START Records for processing
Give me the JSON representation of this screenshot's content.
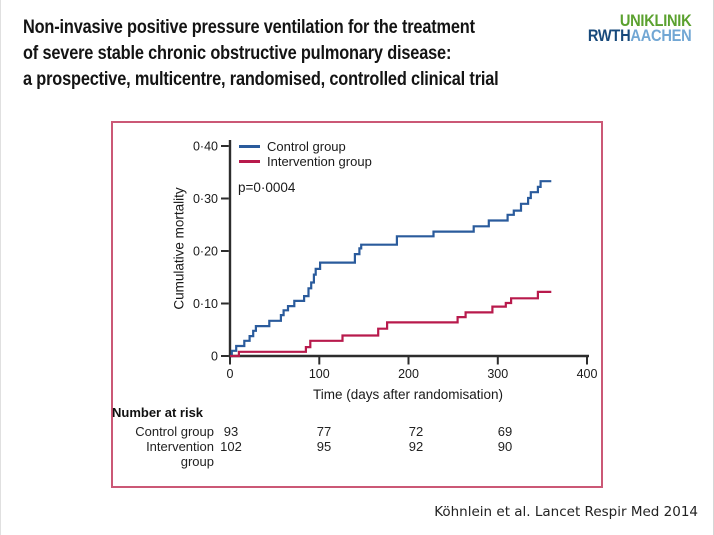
{
  "slide": {
    "title_lines": [
      "Non-invasive positive pressure ventilation for the treatment",
      "of severe stable chronic obstructive pulmonary disease:",
      "a prospective, multicentre, randomised, controlled clinical trial"
    ],
    "citation": "Köhnlein et al. Lancet Respir Med 2014"
  },
  "logo": {
    "line1": "UNIKLINIK",
    "line2_bold": "RWTH",
    "line2_light": "AACHEN",
    "green": "#5ba12f",
    "navy": "#17497b",
    "light_blue": "#72a7d4"
  },
  "chart_data": {
    "type": "line",
    "subtype": "kaplan-meier-step",
    "title": "",
    "xlabel": "Time (days after randomisation)",
    "ylabel": "Cumulative mortality",
    "xlim": [
      0,
      400
    ],
    "ylim": [
      0,
      0.4
    ],
    "x_ticks": [
      0,
      100,
      200,
      300,
      400
    ],
    "x_tick_labels": [
      "0",
      "100",
      "200",
      "300",
      "400"
    ],
    "y_ticks": [
      0,
      0.1,
      0.2,
      0.3,
      0.4
    ],
    "y_tick_labels": [
      "0",
      "0·10",
      "0·20",
      "0·30",
      "0·40"
    ],
    "annotation": "p=0·0004",
    "legend_position": "top-left-inside",
    "grid": false,
    "axis_color": "#2d2d2d",
    "frame_color": "#cb5876",
    "series": [
      {
        "name": "Control group",
        "color": "#2a5b9c",
        "points": [
          [
            0,
            0
          ],
          [
            2,
            0.01
          ],
          [
            7,
            0.019
          ],
          [
            16,
            0.029
          ],
          [
            22,
            0.038
          ],
          [
            26,
            0.048
          ],
          [
            29,
            0.057
          ],
          [
            44,
            0.067
          ],
          [
            57,
            0.078
          ],
          [
            60,
            0.087
          ],
          [
            65,
            0.095
          ],
          [
            72,
            0.105
          ],
          [
            83,
            0.114
          ],
          [
            88,
            0.129
          ],
          [
            91,
            0.14
          ],
          [
            94,
            0.155
          ],
          [
            96,
            0.166
          ],
          [
            101,
            0.178
          ],
          [
            140,
            0.194
          ],
          [
            145,
            0.205
          ],
          [
            147,
            0.212
          ],
          [
            187,
            0.228
          ],
          [
            228,
            0.237
          ],
          [
            273,
            0.247
          ],
          [
            290,
            0.258
          ],
          [
            311,
            0.269
          ],
          [
            318,
            0.277
          ],
          [
            326,
            0.29
          ],
          [
            334,
            0.301
          ],
          [
            337,
            0.312
          ],
          [
            345,
            0.322
          ],
          [
            348,
            0.333
          ],
          [
            360,
            0.333
          ]
        ]
      },
      {
        "name": "Intervention group",
        "color": "#b81a4c",
        "points": [
          [
            0,
            0
          ],
          [
            10,
            0.008
          ],
          [
            85,
            0.017
          ],
          [
            90,
            0.029
          ],
          [
            126,
            0.039
          ],
          [
            166,
            0.052
          ],
          [
            176,
            0.064
          ],
          [
            255,
            0.074
          ],
          [
            264,
            0.083
          ],
          [
            294,
            0.094
          ],
          [
            309,
            0.101
          ],
          [
            315,
            0.11
          ],
          [
            345,
            0.122
          ],
          [
            360,
            0.122
          ]
        ]
      }
    ]
  },
  "risk_table": {
    "heading": "Number at risk",
    "rows": [
      {
        "label": "Control group",
        "label2": "",
        "values": [
          "93",
          "77",
          "72",
          "69"
        ]
      },
      {
        "label": "Intervention",
        "label2": "group",
        "values": [
          "102",
          "95",
          "92",
          "90"
        ]
      }
    ]
  }
}
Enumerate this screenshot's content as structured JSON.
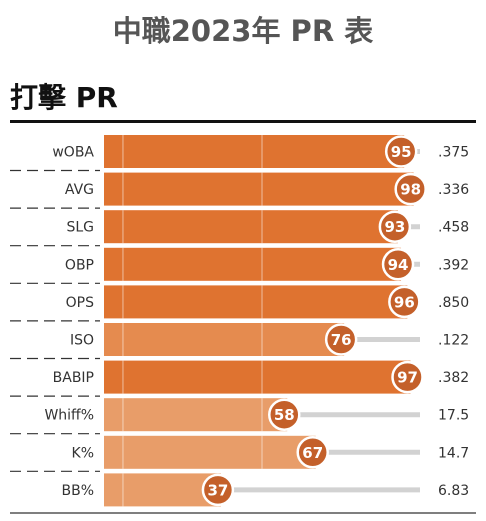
{
  "page_title": "中職2023年 PR 表",
  "section_title": "打擊 PR",
  "colors": {
    "bar_high": "#df7330",
    "bar_mid": "#e58b4f",
    "bar_low": "#e89d69",
    "badge": "#c4602a",
    "badge_outline": "#ffffff",
    "track": "#d2d2d2",
    "divider": "#333333"
  },
  "chart_data": {
    "type": "bar",
    "orientation": "horizontal",
    "categories": [
      "wOBA",
      "AVG",
      "SLG",
      "OBP",
      "OPS",
      "ISO",
      "BABIP",
      "Whiff%",
      "K%",
      "BB%"
    ],
    "values": [
      95,
      98,
      93,
      94,
      96,
      76,
      97,
      58,
      67,
      37
    ],
    "stat_values": [
      ".375",
      ".336",
      ".458",
      ".392",
      ".850",
      ".122",
      ".382",
      "17.5",
      "14.7",
      "6.83"
    ],
    "xlim": [
      0,
      100
    ],
    "title": "",
    "xlabel": "",
    "ylabel": ""
  }
}
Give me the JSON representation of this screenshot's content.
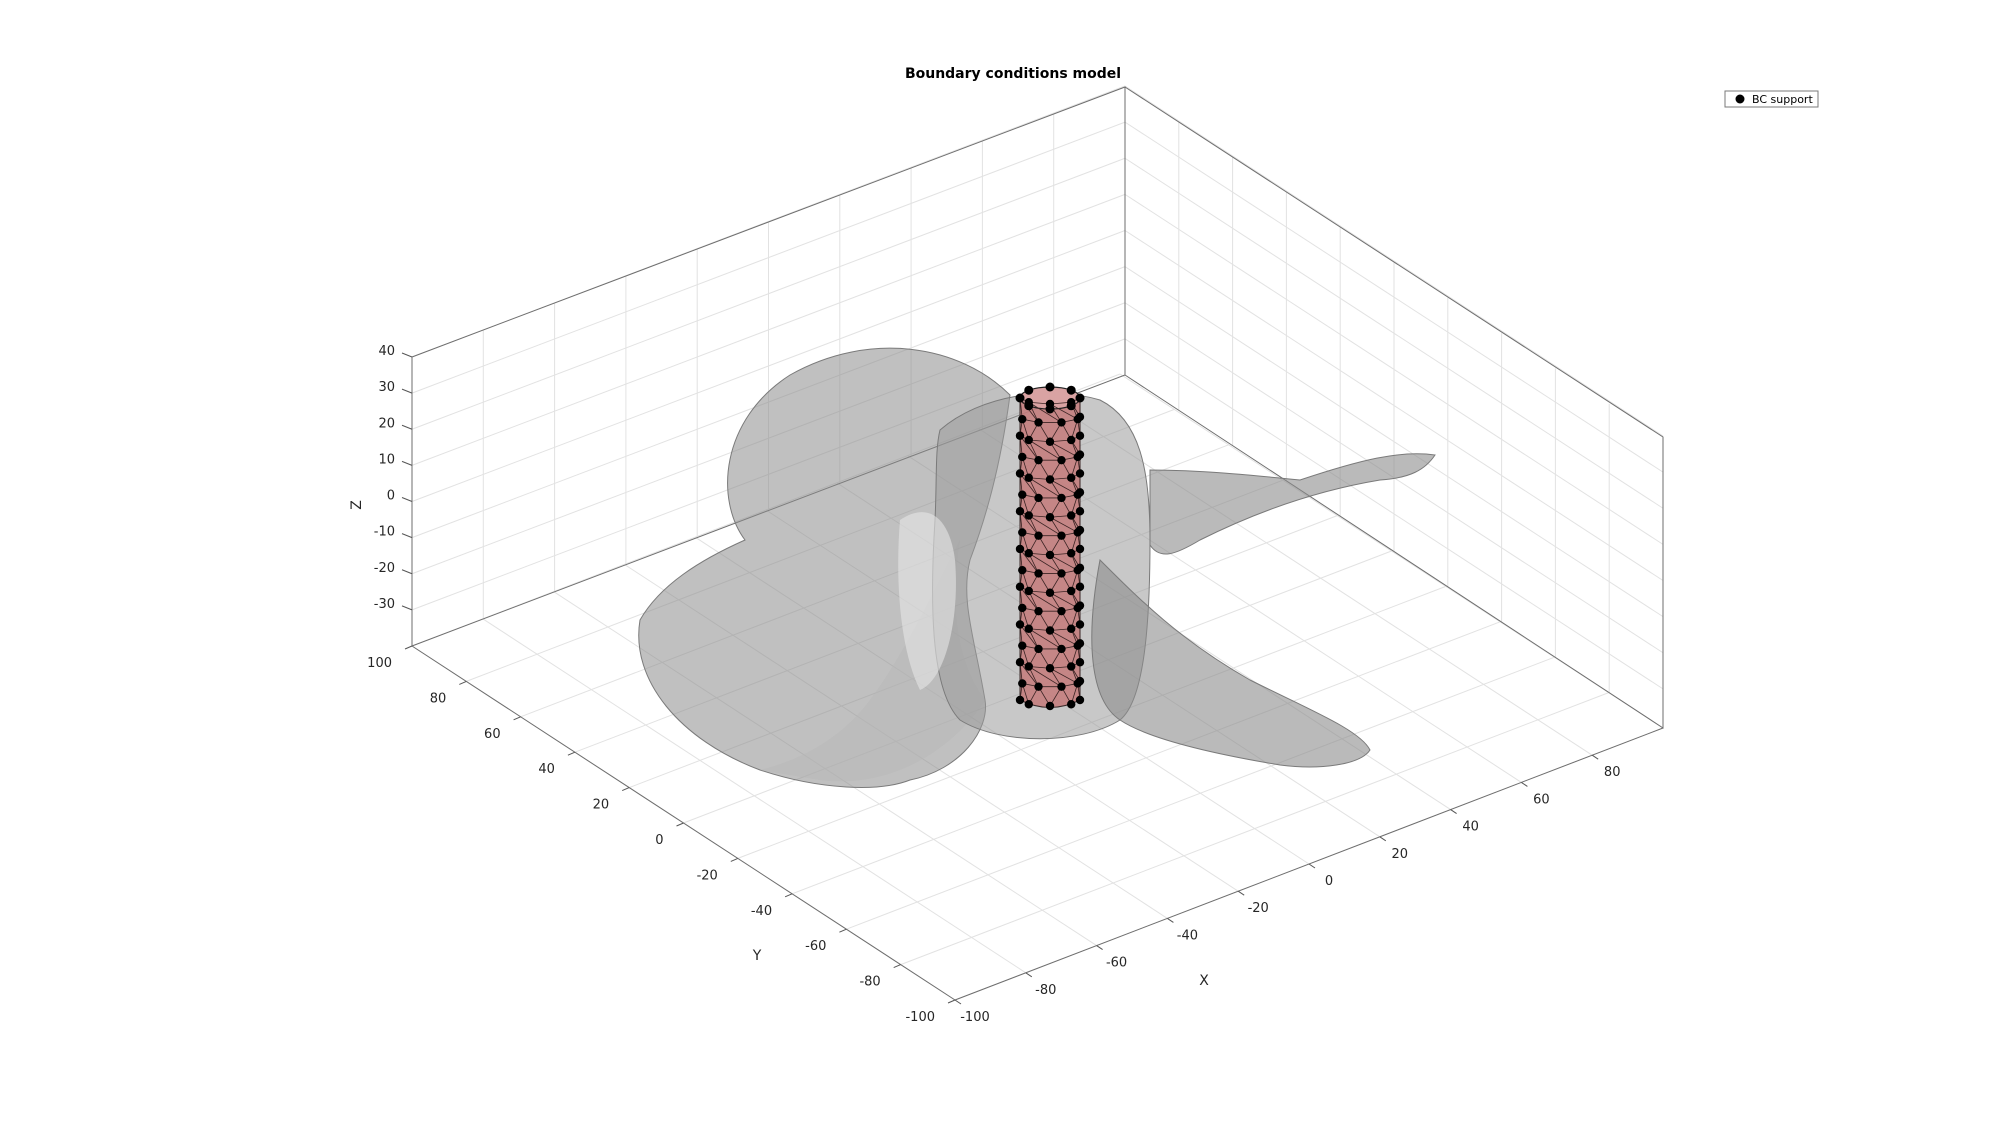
{
  "figure": {
    "title": "Boundary conditions model",
    "legend": {
      "entries": [
        {
          "label": "BC support",
          "marker": "filled-circle",
          "color": "#000000"
        }
      ],
      "placement": "top-right"
    },
    "axes": {
      "x": {
        "label": "X",
        "ticks": [
          "-100",
          "-80",
          "-60",
          "-40",
          "-20",
          "0",
          "20",
          "40",
          "60",
          "80"
        ]
      },
      "y": {
        "label": "Y",
        "ticks": [
          "100",
          "80",
          "60",
          "40",
          "20",
          "0",
          "-20",
          "-40",
          "-60",
          "-80",
          "-100"
        ]
      },
      "z": {
        "label": "Z",
        "ticks": [
          "40",
          "30",
          "20",
          "10",
          "0",
          "-10",
          "-20",
          "-30"
        ]
      },
      "grid": true
    },
    "colors": {
      "surface": "#8c8c8c",
      "support_mesh": "#c47a7a",
      "support_nodes": "#000000",
      "box": "#4d4d4d",
      "grid": "#dcdcdc"
    }
  }
}
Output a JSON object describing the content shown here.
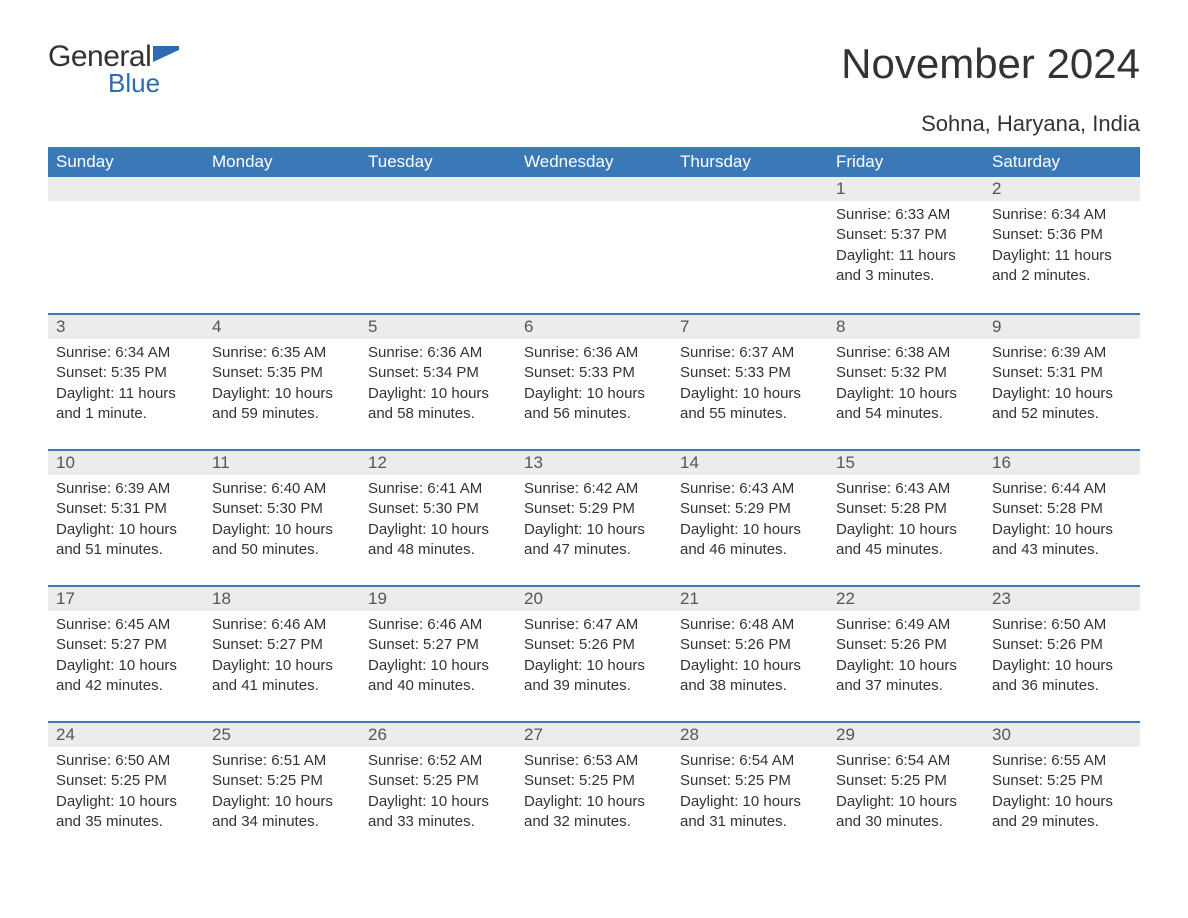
{
  "logo": {
    "word1": "General",
    "word2": "Blue",
    "flag_color": "#2d6cb3"
  },
  "title": "November 2024",
  "location": "Sohna, Haryana, India",
  "colors": {
    "header_bg": "#3b78b8",
    "header_text": "#ffffff",
    "day_header_bg": "#ececec",
    "day_header_border": "#3b78b8",
    "body_text": "#333333",
    "logo_blue": "#2d6cb3",
    "background": "#ffffff"
  },
  "typography": {
    "title_fontsize": 42,
    "location_fontsize": 22,
    "weekday_fontsize": 17,
    "daynum_fontsize": 17,
    "body_fontsize": 15
  },
  "layout": {
    "type": "calendar-table",
    "columns": 7,
    "rows": 5,
    "start_column_index": 5
  },
  "weekdays": [
    "Sunday",
    "Monday",
    "Tuesday",
    "Wednesday",
    "Thursday",
    "Friday",
    "Saturday"
  ],
  "days": [
    {
      "n": 1,
      "sunrise": "6:33 AM",
      "sunset": "5:37 PM",
      "daylight": "11 hours and 3 minutes."
    },
    {
      "n": 2,
      "sunrise": "6:34 AM",
      "sunset": "5:36 PM",
      "daylight": "11 hours and 2 minutes."
    },
    {
      "n": 3,
      "sunrise": "6:34 AM",
      "sunset": "5:35 PM",
      "daylight": "11 hours and 1 minute."
    },
    {
      "n": 4,
      "sunrise": "6:35 AM",
      "sunset": "5:35 PM",
      "daylight": "10 hours and 59 minutes."
    },
    {
      "n": 5,
      "sunrise": "6:36 AM",
      "sunset": "5:34 PM",
      "daylight": "10 hours and 58 minutes."
    },
    {
      "n": 6,
      "sunrise": "6:36 AM",
      "sunset": "5:33 PM",
      "daylight": "10 hours and 56 minutes."
    },
    {
      "n": 7,
      "sunrise": "6:37 AM",
      "sunset": "5:33 PM",
      "daylight": "10 hours and 55 minutes."
    },
    {
      "n": 8,
      "sunrise": "6:38 AM",
      "sunset": "5:32 PM",
      "daylight": "10 hours and 54 minutes."
    },
    {
      "n": 9,
      "sunrise": "6:39 AM",
      "sunset": "5:31 PM",
      "daylight": "10 hours and 52 minutes."
    },
    {
      "n": 10,
      "sunrise": "6:39 AM",
      "sunset": "5:31 PM",
      "daylight": "10 hours and 51 minutes."
    },
    {
      "n": 11,
      "sunrise": "6:40 AM",
      "sunset": "5:30 PM",
      "daylight": "10 hours and 50 minutes."
    },
    {
      "n": 12,
      "sunrise": "6:41 AM",
      "sunset": "5:30 PM",
      "daylight": "10 hours and 48 minutes."
    },
    {
      "n": 13,
      "sunrise": "6:42 AM",
      "sunset": "5:29 PM",
      "daylight": "10 hours and 47 minutes."
    },
    {
      "n": 14,
      "sunrise": "6:43 AM",
      "sunset": "5:29 PM",
      "daylight": "10 hours and 46 minutes."
    },
    {
      "n": 15,
      "sunrise": "6:43 AM",
      "sunset": "5:28 PM",
      "daylight": "10 hours and 45 minutes."
    },
    {
      "n": 16,
      "sunrise": "6:44 AM",
      "sunset": "5:28 PM",
      "daylight": "10 hours and 43 minutes."
    },
    {
      "n": 17,
      "sunrise": "6:45 AM",
      "sunset": "5:27 PM",
      "daylight": "10 hours and 42 minutes."
    },
    {
      "n": 18,
      "sunrise": "6:46 AM",
      "sunset": "5:27 PM",
      "daylight": "10 hours and 41 minutes."
    },
    {
      "n": 19,
      "sunrise": "6:46 AM",
      "sunset": "5:27 PM",
      "daylight": "10 hours and 40 minutes."
    },
    {
      "n": 20,
      "sunrise": "6:47 AM",
      "sunset": "5:26 PM",
      "daylight": "10 hours and 39 minutes."
    },
    {
      "n": 21,
      "sunrise": "6:48 AM",
      "sunset": "5:26 PM",
      "daylight": "10 hours and 38 minutes."
    },
    {
      "n": 22,
      "sunrise": "6:49 AM",
      "sunset": "5:26 PM",
      "daylight": "10 hours and 37 minutes."
    },
    {
      "n": 23,
      "sunrise": "6:50 AM",
      "sunset": "5:26 PM",
      "daylight": "10 hours and 36 minutes."
    },
    {
      "n": 24,
      "sunrise": "6:50 AM",
      "sunset": "5:25 PM",
      "daylight": "10 hours and 35 minutes."
    },
    {
      "n": 25,
      "sunrise": "6:51 AM",
      "sunset": "5:25 PM",
      "daylight": "10 hours and 34 minutes."
    },
    {
      "n": 26,
      "sunrise": "6:52 AM",
      "sunset": "5:25 PM",
      "daylight": "10 hours and 33 minutes."
    },
    {
      "n": 27,
      "sunrise": "6:53 AM",
      "sunset": "5:25 PM",
      "daylight": "10 hours and 32 minutes."
    },
    {
      "n": 28,
      "sunrise": "6:54 AM",
      "sunset": "5:25 PM",
      "daylight": "10 hours and 31 minutes."
    },
    {
      "n": 29,
      "sunrise": "6:54 AM",
      "sunset": "5:25 PM",
      "daylight": "10 hours and 30 minutes."
    },
    {
      "n": 30,
      "sunrise": "6:55 AM",
      "sunset": "5:25 PM",
      "daylight": "10 hours and 29 minutes."
    }
  ],
  "labels": {
    "sunrise_prefix": "Sunrise: ",
    "sunset_prefix": "Sunset: ",
    "daylight_prefix": "Daylight: "
  }
}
END Records for processing
### What you are asked to do
Look over the listing. Pull out every line with the string "JSON" in it.

### Task result
Give me the JSON representation of this screenshot's content.
Enumerate this screenshot's content as structured JSON.
Give me the JSON representation of this screenshot's content.
Output a JSON object describing the content shown here.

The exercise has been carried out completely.